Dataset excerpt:
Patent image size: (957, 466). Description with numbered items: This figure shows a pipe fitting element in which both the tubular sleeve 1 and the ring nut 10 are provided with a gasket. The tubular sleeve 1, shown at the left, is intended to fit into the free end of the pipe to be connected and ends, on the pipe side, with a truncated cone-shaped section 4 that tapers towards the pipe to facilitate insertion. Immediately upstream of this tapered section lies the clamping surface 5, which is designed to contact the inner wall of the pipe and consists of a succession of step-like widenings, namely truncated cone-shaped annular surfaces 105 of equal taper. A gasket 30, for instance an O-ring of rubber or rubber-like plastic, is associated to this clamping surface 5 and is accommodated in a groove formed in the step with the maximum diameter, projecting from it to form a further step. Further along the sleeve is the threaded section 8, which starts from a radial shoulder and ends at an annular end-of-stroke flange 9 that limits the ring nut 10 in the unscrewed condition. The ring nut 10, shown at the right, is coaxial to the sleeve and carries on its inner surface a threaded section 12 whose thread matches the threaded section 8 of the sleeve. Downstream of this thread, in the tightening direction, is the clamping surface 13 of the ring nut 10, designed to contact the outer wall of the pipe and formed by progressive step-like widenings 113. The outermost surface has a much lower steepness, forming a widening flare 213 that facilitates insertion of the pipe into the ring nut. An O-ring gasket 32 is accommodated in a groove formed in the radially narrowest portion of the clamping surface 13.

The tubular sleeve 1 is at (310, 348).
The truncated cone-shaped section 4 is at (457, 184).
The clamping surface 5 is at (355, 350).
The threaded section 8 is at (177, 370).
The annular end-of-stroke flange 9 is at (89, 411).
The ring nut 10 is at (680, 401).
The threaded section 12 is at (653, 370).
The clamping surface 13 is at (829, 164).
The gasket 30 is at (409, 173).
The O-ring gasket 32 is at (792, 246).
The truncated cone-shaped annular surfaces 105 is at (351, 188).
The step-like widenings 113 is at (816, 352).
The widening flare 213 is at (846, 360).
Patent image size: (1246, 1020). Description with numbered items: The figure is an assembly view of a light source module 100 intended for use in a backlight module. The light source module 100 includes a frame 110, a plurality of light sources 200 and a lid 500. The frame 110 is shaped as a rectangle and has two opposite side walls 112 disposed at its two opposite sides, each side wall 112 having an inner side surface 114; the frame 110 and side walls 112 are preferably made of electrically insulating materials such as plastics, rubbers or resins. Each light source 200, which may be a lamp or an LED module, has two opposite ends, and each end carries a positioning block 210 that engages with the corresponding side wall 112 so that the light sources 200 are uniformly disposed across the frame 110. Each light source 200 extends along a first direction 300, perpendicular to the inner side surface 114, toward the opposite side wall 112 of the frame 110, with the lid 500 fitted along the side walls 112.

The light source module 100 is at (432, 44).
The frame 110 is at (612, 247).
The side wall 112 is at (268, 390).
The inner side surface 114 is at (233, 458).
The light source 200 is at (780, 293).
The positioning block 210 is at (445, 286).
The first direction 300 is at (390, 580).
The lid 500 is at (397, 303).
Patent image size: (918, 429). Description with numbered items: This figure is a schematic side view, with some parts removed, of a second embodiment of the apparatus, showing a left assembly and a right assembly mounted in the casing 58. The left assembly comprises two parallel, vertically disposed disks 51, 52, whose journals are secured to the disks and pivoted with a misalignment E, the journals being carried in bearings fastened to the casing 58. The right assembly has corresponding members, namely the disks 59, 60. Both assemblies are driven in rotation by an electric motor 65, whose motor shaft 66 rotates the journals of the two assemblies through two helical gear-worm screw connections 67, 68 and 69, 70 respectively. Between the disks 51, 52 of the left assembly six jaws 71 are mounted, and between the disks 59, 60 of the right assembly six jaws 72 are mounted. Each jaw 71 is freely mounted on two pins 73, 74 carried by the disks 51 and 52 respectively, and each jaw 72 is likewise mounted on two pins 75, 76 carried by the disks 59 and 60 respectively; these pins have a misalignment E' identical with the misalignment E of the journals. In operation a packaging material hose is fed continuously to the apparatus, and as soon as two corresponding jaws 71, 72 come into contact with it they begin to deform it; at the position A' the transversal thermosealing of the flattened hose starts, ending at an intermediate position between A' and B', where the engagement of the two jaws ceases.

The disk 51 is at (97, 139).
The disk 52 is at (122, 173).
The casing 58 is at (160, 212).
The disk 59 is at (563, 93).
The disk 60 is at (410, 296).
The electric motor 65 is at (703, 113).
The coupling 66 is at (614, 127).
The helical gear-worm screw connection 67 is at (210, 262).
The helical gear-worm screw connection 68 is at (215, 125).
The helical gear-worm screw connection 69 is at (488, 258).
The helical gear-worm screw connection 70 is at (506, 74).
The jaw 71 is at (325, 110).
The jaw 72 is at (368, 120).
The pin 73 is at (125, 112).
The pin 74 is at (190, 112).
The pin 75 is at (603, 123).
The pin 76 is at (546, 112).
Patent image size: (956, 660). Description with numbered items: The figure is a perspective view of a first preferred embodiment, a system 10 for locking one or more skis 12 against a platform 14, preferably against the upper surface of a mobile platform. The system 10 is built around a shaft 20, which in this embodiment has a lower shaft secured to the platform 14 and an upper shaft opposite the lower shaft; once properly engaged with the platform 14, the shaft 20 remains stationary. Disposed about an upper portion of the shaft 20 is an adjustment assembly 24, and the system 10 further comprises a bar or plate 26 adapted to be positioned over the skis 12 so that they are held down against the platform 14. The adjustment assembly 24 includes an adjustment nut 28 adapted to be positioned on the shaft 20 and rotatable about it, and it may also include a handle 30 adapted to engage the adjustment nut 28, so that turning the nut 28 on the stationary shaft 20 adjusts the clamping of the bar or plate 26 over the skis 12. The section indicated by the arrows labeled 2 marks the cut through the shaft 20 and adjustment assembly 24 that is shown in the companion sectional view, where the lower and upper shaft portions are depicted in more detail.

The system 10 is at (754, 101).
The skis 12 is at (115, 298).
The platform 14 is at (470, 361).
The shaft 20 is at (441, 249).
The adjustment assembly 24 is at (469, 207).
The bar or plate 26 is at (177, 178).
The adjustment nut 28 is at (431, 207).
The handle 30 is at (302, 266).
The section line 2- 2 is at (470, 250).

**EXERCISE DETAILS:** Change "apparatus" to "device" throughout the stretch from the line containing "Patent image size: (918, 429)." through the line containing "The helical gear-worm screw connection 67", and write out only those lines, otherwise unchanged.

**THE COMPLETED TASK:**
Patent image size: (918, 429). Description with numbered items: This figure is a schematic side view, with some parts removed, of a second embodiment of the device, showing a left assembly and a right assembly mounted in the casing 58. The left assembly comprises two parallel, vertically disposed disks 51, 52, whose journals are secured to the disks and pivoted with a misalignment E, the journals being carried in bearings fastened to the casing 58. The right assembly has corresponding members, namely the disks 59, 60. Both assemblies are driven in rotation by an electric motor 65, whose motor shaft 66 rotates the journals of the two assemblies through two helical gear-worm screw connections 67, 68 and 69, 70 respectively. Between the disks 51, 52 of the left assembly six jaws 71 are mounted, and between the disks 59, 60 of the right assembly six jaws 72 are mounted. Each jaw 71 is freely mounted on two pins 73, 74 carried by the disks 51 and 52 respectively, and each jaw 72 is likewise mounted on two pins 75, 76 carried by the disks 59 and 60 respectively; these pins have a misalignment E' identical with the misalignment E of the journals. In operation a packaging material hose is fed continuously to the device, and as soon as two corresponding jaws 71, 72 come into contact with it they begin to deform it; at the position A' the transversal thermosealing of the flattened hose starts, ending at an intermediate position between A' and B', where the engagement of the two jaws ceases.

The disk 51 is at (97, 139).
The disk 52 is at (122, 173).
The casing 58 is at (160, 212).
The disk 59 is at (563, 93).
The disk 60 is at (410, 296).
The electric motor 65 is at (703, 113).
The coupling 66 is at (614, 127).
The helical gear-worm screw connection 67 is at (210, 262).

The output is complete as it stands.